**DIRECTIVE:**
Repeat, exactly and completely, the entries shown underneath.

**INFORMATION SHOWN:**
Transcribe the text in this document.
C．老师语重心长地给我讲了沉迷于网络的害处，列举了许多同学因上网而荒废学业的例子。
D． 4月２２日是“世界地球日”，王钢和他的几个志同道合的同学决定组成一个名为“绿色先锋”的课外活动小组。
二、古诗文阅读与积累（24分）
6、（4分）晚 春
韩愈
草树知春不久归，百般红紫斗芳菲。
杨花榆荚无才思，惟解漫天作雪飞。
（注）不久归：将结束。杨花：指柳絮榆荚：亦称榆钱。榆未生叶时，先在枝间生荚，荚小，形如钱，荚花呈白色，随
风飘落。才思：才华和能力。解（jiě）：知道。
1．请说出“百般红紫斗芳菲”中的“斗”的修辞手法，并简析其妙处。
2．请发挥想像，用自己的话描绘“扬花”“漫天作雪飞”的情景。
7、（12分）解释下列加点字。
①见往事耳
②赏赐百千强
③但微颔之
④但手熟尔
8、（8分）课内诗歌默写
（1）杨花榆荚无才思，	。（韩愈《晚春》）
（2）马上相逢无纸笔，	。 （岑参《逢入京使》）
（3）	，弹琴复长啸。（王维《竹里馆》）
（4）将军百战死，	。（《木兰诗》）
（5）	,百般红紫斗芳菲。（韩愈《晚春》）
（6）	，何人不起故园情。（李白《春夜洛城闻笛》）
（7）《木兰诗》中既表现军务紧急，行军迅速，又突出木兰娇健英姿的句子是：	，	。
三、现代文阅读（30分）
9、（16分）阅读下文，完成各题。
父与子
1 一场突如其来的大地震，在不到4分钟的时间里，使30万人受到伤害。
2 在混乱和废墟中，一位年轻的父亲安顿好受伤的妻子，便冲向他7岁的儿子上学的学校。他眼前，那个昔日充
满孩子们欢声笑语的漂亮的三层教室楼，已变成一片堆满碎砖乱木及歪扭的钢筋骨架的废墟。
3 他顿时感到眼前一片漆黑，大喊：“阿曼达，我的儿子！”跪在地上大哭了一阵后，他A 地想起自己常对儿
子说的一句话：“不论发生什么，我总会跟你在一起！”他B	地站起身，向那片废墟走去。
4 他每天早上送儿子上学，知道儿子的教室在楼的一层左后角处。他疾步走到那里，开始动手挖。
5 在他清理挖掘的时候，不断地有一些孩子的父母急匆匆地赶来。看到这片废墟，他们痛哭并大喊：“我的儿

**SOLUTION TO THE EXERCISE:**
Transcribe the text in this document.
C．老师语重心长地给我讲了沉迷于网络的害处，列举了许多同学因上网而荒废学业的例子。
D． 4月２２日是“世界地球日”，王钢和他的几个志同道合的同学决定组成一个名为“绿色先锋”的课外活动小组。
二、古诗文阅读与积累（24分）
6、（4分）晚 春
韩愈
草树知春不久归，百般红紫斗芳菲。
杨花榆荚无才思，惟解漫天作雪飞。
（注）不久归：将结束。杨花：指柳絮榆荚：亦称榆钱。榆未生叶时，先在枝间生荚，荚小，形如钱，荚花呈白色，随
风飘落。才思：才华和能力。解（jiě）：知道。
1．请说出“百般红紫斗芳菲”中的“斗”的修辞手法，并简析其妙处。
2．请发挥想像，用自己的话描绘“扬花”“漫天作雪飞”的情景。
7、（12分）解释下列加点字。
①见往事耳
②赏赐百千强
③但微颔之
④但手熟尔
8、（8分）课内诗歌默写
（1）杨花榆荚无才思，	。（韩愈《晚春》）
（2）马上相逢无纸笔，	。 （岑参《逢入京使》）
（3）	，弹琴复长啸。（王维《竹里馆》）
（4）将军百战死，	。（《木兰诗》）
（5）	,百般红紫斗芳菲。（韩愈《晚春》）
（6）	，何人不起故园情。（李白《春夜洛城闻笛》）
（7）《木兰诗》中既表现军务紧急，行军迅速，又突出木兰娇健英姿的句子是：	，	。
三、现代文阅读（30分）
9、（16分）阅读下文，完成各题。
父与子
1 一场突如其来的大地震，在不到4分钟的时间里，使30万人受到伤害。
2 在混乱和废墟中，一位年轻的父亲安顿好受伤的妻子，便冲向他7岁的儿子上学的学校。他眼前，那个昔日充
满孩子们欢声笑语的漂亮的三层教室楼，已变成一片堆满碎砖乱木及歪扭的钢筋骨架的废墟。
3 他顿时感到眼前一片漆黑，大喊：“阿曼达，我的儿子！”跪在地上大哭了一阵后，他A 地想起自己常对儿
子说的一句话：“不论发生什么，我总会跟你在一起！”他B	地站起身，向那片废墟走去。
4 他每天早上送儿子上学，知道儿子的教室在楼的一层左后角处。他疾步走到那里，开始动手挖。
5 在他清理挖掘的时候，不断地有一些孩子的父母急匆匆地赶来。看到这片废墟，他们痛哭并大喊：“我的儿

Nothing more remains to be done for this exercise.